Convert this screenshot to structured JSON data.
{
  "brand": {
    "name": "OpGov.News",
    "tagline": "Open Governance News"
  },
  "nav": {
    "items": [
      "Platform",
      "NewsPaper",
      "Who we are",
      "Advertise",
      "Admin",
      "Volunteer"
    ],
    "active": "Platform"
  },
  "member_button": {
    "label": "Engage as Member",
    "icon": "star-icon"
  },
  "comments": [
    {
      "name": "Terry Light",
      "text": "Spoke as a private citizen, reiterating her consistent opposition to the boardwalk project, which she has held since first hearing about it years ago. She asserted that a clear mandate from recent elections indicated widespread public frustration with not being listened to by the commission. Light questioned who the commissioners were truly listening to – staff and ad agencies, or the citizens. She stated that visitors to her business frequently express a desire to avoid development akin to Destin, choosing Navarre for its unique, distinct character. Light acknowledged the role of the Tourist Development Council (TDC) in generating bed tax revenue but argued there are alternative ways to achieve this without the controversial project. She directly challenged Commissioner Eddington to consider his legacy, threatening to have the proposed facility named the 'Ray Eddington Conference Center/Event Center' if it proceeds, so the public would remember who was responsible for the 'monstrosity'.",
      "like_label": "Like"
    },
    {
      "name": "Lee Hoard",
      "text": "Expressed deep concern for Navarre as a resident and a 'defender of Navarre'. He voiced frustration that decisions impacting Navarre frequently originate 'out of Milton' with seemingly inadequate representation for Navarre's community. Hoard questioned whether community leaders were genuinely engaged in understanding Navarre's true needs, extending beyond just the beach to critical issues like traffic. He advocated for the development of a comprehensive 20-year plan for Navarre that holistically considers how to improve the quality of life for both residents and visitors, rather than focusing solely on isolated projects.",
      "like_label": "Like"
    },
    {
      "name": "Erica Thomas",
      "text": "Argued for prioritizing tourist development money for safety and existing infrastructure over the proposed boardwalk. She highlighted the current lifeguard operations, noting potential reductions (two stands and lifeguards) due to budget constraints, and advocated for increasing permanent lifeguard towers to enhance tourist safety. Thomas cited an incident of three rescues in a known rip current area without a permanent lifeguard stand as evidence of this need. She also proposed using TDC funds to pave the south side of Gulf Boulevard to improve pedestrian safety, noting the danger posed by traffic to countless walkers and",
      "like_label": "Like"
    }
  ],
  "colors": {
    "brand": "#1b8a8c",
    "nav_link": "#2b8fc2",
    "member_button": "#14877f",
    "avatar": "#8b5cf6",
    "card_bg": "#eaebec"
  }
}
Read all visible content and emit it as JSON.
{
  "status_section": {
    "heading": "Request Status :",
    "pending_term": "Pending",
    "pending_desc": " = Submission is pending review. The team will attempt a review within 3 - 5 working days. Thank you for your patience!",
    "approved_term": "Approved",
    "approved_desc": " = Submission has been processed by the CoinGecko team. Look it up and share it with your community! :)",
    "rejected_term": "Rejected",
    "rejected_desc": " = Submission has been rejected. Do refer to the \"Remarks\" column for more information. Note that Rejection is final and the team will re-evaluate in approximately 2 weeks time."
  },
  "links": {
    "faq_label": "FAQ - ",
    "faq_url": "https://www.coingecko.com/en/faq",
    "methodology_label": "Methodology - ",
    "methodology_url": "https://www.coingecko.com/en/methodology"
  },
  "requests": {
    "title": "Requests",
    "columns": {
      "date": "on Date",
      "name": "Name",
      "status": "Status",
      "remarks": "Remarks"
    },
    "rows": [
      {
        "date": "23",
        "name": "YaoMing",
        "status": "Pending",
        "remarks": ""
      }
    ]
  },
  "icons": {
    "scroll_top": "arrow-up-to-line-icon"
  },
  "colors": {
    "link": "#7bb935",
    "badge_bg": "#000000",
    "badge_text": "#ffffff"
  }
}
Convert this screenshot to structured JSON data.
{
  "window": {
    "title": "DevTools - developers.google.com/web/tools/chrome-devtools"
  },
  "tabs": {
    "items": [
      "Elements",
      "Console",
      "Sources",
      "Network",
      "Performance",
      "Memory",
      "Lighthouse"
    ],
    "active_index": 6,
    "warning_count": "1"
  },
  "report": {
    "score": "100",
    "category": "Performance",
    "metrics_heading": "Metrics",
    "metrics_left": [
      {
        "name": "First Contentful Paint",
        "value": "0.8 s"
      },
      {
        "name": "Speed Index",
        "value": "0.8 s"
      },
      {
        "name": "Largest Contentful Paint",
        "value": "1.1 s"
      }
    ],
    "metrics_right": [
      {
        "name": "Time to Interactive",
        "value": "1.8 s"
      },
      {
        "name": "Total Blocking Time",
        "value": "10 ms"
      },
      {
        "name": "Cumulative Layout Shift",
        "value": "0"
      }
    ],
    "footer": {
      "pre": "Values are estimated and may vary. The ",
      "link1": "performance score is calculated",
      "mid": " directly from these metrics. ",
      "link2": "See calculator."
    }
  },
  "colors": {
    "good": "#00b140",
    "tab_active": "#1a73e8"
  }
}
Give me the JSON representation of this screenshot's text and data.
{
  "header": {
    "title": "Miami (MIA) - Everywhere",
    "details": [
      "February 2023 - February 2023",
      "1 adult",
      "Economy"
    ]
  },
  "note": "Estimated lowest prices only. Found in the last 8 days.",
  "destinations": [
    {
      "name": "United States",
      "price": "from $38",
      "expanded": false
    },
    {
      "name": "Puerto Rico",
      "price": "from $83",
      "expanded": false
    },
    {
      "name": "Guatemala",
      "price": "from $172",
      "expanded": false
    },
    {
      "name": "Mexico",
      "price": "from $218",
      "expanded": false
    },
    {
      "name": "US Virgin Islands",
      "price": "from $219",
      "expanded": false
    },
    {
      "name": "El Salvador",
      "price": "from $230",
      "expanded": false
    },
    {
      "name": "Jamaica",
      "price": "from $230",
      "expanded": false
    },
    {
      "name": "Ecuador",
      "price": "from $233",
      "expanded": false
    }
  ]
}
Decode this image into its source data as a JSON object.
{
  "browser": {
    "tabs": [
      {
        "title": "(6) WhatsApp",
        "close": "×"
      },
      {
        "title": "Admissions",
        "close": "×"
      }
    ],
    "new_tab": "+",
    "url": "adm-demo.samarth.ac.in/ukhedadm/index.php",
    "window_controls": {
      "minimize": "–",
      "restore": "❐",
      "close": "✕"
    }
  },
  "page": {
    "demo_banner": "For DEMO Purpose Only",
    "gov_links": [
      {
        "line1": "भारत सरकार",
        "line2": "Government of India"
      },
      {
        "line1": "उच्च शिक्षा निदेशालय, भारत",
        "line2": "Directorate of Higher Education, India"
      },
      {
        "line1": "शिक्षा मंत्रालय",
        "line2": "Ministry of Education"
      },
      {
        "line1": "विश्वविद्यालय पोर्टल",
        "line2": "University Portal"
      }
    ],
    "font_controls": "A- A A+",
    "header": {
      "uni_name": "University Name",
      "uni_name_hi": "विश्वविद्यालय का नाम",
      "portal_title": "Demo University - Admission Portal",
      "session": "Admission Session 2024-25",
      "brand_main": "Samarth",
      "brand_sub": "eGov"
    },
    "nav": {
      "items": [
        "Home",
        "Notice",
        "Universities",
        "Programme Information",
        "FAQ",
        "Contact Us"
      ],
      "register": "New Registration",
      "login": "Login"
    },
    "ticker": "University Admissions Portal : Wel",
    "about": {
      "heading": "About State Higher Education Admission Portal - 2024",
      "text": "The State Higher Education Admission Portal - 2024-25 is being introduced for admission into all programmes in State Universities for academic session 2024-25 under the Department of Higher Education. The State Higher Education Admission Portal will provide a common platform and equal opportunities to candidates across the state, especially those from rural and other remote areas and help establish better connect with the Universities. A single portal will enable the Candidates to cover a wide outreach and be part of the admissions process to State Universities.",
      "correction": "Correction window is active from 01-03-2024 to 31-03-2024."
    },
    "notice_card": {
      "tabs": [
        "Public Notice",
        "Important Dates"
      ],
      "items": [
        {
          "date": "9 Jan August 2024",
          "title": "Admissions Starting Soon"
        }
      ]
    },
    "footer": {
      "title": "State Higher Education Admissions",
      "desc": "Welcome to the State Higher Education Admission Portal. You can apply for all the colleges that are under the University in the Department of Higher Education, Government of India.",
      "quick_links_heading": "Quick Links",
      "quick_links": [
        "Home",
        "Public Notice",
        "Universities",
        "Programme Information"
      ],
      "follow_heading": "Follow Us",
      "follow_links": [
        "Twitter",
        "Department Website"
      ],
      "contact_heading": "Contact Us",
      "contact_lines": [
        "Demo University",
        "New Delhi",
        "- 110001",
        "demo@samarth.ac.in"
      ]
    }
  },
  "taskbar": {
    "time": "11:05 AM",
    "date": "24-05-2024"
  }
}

········

Exercise task – From the records above, how many lines include the word "India"? Only the number is wanted.

Solved problem – 3